To be done: Copy each record exactly as it reads, leaving out any pictures it holds.
** BEGIN Materials provided **
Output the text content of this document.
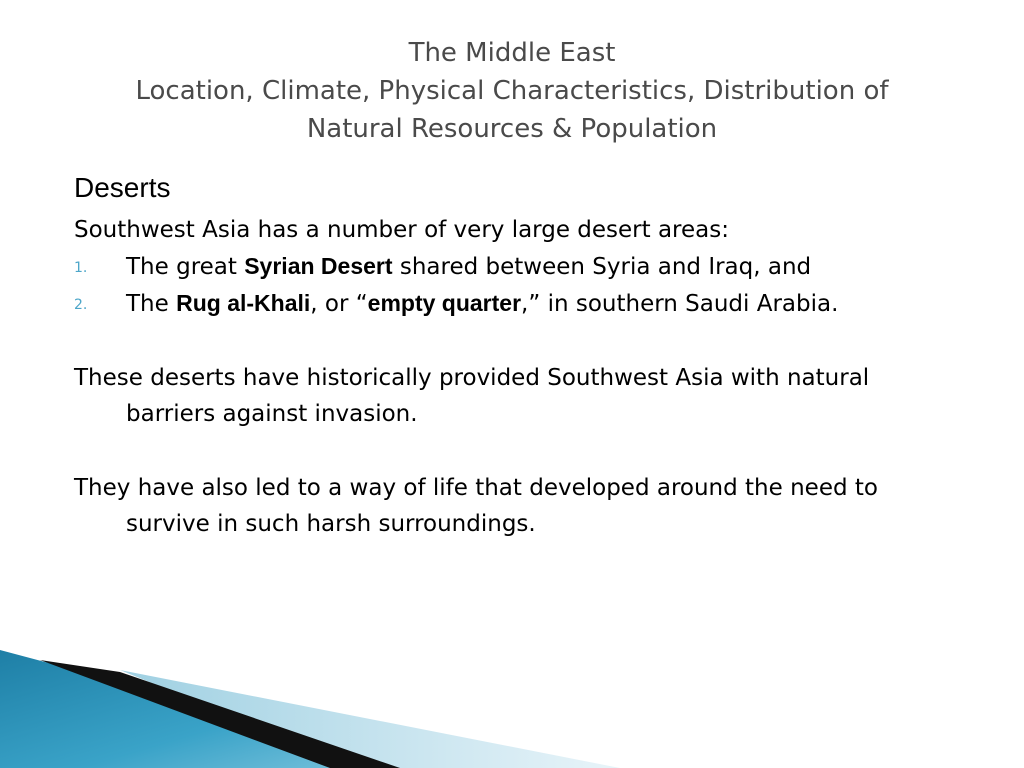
The Middle East
Location, Climate, Physical Characteristics, Distribution of
Natural Resources & Population
Deserts

Southwest Asia has a number of very large desert areas:

1. The great Syrian Desert shared between Syria and Iraq, and
2. The Rug al-Khali, or “empty quarter,” in southern Saudi Arabia.

These deserts have historically provided Southwest Asia with natural barriers against invasion.

They have also led to a way of life that developed around the need to survive in such harsh surroundings.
** END Materials provided **
Answer to the problem:
Output the text content of this document.
The Middle East
Location, Climate, Physical Characteristics, Distribution of
Natural Resources & Population
Deserts

Southwest Asia has a number of very large desert areas:

1. The great Syrian Desert shared between Syria and Iraq, and
2. The Rug al-Khali, or “empty quarter,” in southern Saudi Arabia.

These deserts have historically provided Southwest Asia with natural barriers against invasion.

They have also led to a way of life that developed around the need to survive in such harsh surroundings.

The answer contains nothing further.